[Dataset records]
-- Begin --
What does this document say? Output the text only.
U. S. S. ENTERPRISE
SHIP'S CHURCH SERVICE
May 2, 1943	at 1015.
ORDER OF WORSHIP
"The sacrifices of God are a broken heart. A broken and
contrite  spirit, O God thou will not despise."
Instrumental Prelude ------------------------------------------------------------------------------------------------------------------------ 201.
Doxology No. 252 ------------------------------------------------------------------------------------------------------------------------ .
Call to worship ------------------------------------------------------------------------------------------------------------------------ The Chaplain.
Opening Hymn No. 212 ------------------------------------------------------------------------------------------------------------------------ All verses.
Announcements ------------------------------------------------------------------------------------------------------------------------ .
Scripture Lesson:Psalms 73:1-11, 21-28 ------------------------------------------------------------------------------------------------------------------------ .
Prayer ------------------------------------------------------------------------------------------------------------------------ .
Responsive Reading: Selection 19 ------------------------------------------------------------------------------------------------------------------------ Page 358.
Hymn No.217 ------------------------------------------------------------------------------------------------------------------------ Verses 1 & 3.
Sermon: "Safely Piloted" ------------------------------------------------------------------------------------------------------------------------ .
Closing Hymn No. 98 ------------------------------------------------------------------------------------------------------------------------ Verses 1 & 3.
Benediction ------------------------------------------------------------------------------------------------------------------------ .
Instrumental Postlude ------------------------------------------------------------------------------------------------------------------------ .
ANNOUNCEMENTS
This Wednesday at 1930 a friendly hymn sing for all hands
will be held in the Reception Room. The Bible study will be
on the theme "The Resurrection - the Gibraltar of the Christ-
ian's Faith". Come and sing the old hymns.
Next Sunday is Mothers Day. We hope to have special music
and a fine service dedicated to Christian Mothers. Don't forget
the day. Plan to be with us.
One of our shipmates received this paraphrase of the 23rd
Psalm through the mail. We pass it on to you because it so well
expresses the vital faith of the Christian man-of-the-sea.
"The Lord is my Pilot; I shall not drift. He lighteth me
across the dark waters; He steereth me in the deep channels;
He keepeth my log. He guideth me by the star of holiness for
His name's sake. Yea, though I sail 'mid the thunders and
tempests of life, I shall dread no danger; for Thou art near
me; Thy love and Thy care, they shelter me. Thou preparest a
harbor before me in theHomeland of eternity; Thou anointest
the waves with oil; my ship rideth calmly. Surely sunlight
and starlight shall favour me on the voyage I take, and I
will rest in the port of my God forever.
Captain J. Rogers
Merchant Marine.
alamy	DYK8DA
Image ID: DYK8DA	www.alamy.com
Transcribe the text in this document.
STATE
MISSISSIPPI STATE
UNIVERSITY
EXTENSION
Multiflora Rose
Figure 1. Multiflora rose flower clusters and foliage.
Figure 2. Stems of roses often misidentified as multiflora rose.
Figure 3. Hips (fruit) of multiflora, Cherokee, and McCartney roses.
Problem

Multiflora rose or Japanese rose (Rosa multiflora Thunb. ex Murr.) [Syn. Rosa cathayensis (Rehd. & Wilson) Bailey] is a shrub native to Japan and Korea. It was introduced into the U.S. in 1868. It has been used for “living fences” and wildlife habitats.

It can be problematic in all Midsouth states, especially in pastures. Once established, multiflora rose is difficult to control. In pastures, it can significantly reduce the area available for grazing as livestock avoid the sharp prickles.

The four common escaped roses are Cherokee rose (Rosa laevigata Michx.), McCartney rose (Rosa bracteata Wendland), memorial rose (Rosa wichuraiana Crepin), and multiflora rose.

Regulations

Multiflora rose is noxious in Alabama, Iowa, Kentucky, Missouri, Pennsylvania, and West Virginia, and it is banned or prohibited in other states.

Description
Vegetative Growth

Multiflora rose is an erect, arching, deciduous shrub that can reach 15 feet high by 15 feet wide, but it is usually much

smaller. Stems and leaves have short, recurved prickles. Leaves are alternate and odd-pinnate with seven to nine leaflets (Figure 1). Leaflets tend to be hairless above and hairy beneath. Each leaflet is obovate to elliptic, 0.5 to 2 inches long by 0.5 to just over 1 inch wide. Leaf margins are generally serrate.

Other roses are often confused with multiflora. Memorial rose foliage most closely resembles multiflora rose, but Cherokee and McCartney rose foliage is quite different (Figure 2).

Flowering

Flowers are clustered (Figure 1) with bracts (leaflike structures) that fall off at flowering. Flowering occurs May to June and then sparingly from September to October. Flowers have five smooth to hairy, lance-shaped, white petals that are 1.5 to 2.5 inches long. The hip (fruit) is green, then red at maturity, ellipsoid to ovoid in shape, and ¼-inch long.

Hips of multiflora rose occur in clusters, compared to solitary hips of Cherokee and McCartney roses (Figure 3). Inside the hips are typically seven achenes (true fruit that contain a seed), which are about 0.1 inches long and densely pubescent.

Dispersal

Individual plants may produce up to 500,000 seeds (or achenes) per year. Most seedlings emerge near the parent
-- End --
WHAT THIS TASK INVOLVES | Produce an exact copy of every entry above.

TASK RESPONSE |
What does this document say? Output the text only.
U. S. S. ENTERPRISE
SHIP'S CHURCH SERVICE
May 2, 1943	at 1015.
ORDER OF WORSHIP
"The sacrifices of God are a broken heart. A broken and
contrite  spirit, O God thou will not despise."
Instrumental Prelude ------------------------------------------------------------------------------------------------------------------------ 201.
Doxology No. 252 ------------------------------------------------------------------------------------------------------------------------ .
Call to worship ------------------------------------------------------------------------------------------------------------------------ The Chaplain.
Opening Hymn No. 212 ------------------------------------------------------------------------------------------------------------------------ All verses.
Announcements ------------------------------------------------------------------------------------------------------------------------ .
Scripture Lesson:Psalms 73:1-11, 21-28 ------------------------------------------------------------------------------------------------------------------------ .
Prayer ------------------------------------------------------------------------------------------------------------------------ .
Responsive Reading: Selection 19 ------------------------------------------------------------------------------------------------------------------------ Page 358.
Hymn No.217 ------------------------------------------------------------------------------------------------------------------------ Verses 1 & 3.
Sermon: "Safely Piloted" ------------------------------------------------------------------------------------------------------------------------ .
Closing Hymn No. 98 ------------------------------------------------------------------------------------------------------------------------ Verses 1 & 3.
Benediction ------------------------------------------------------------------------------------------------------------------------ .
Instrumental Postlude ------------------------------------------------------------------------------------------------------------------------ .
ANNOUNCEMENTS
This Wednesday at 1930 a friendly hymn sing for all hands
will be held in the Reception Room. The Bible study will be
on the theme "The Resurrection - the Gibraltar of the Christ-
ian's Faith". Come and sing the old hymns.
Next Sunday is Mothers Day. We hope to have special music
and a fine service dedicated to Christian Mothers. Don't forget
the day. Plan to be with us.
One of our shipmates received this paraphrase of the 23rd
Psalm through the mail. We pass it on to you because it so well
expresses the vital faith of the Christian man-of-the-sea.
"The Lord is my Pilot; I shall not drift. He lighteth me
across the dark waters; He steereth me in the deep channels;
He keepeth my log. He guideth me by the star of holiness for
His name's sake. Yea, though I sail 'mid the thunders and
tempests of life, I shall dread no danger; for Thou art near
me; Thy love and Thy care, they shelter me. Thou preparest a
harbor before me in theHomeland of eternity; Thou anointest
the waves with oil; my ship rideth calmly. Surely sunlight
and starlight shall favour me on the voyage I take, and I
will rest in the port of my God forever.
Captain J. Rogers
Merchant Marine.
alamy	DYK8DA
Image ID: DYK8DA	www.alamy.com
Transcribe the text in this document.
STATE
MISSISSIPPI STATE
UNIVERSITY
EXTENSION
Multiflora Rose
Figure 1. Multiflora rose flower clusters and foliage.
Figure 2. Stems of roses often misidentified as multiflora rose.
Figure 3. Hips (fruit) of multiflora, Cherokee, and McCartney roses.
Problem

Multiflora rose or Japanese rose (Rosa multiflora Thunb. ex Murr.) [Syn. Rosa cathayensis (Rehd. & Wilson) Bailey] is a shrub native to Japan and Korea. It was introduced into the U.S. in 1868. It has been used for “living fences” and wildlife habitats.

It can be problematic in all Midsouth states, especially in pastures. Once established, multiflora rose is difficult to control. In pastures, it can significantly reduce the area available for grazing as livestock avoid the sharp prickles.

The four common escaped roses are Cherokee rose (Rosa laevigata Michx.), McCartney rose (Rosa bracteata Wendland), memorial rose (Rosa wichuraiana Crepin), and multiflora rose.

Regulations

Multiflora rose is noxious in Alabama, Iowa, Kentucky, Missouri, Pennsylvania, and West Virginia, and it is banned or prohibited in other states.

Description
Vegetative Growth

Multiflora rose is an erect, arching, deciduous shrub that can reach 15 feet high by 15 feet wide, but it is usually much

smaller. Stems and leaves have short, recurved prickles. Leaves are alternate and odd-pinnate with seven to nine leaflets (Figure 1). Leaflets tend to be hairless above and hairy beneath. Each leaflet is obovate to elliptic, 0.5 to 2 inches long by 0.5 to just over 1 inch wide. Leaf margins are generally serrate.

Other roses are often confused with multiflora. Memorial rose foliage most closely resembles multiflora rose, but Cherokee and McCartney rose foliage is quite different (Figure 2).

Flowering

Flowers are clustered (Figure 1) with bracts (leaflike structures) that fall off at flowering. Flowering occurs May to June and then sparingly from September to October. Flowers have five smooth to hairy, lance-shaped, white petals that are 1.5 to 2.5 inches long. The hip (fruit) is green, then red at maturity, ellipsoid to ovoid in shape, and ¼-inch long.

Hips of multiflora rose occur in clusters, compared to solitary hips of Cherokee and McCartney roses (Figure 3). Inside the hips are typically seven achenes (true fruit that contain a seed), which are about 0.1 inches long and densely pubescent.

Dispersal

Individual plants may produce up to 500,000 seeds (or achenes) per year. Most seedlings emerge near the parent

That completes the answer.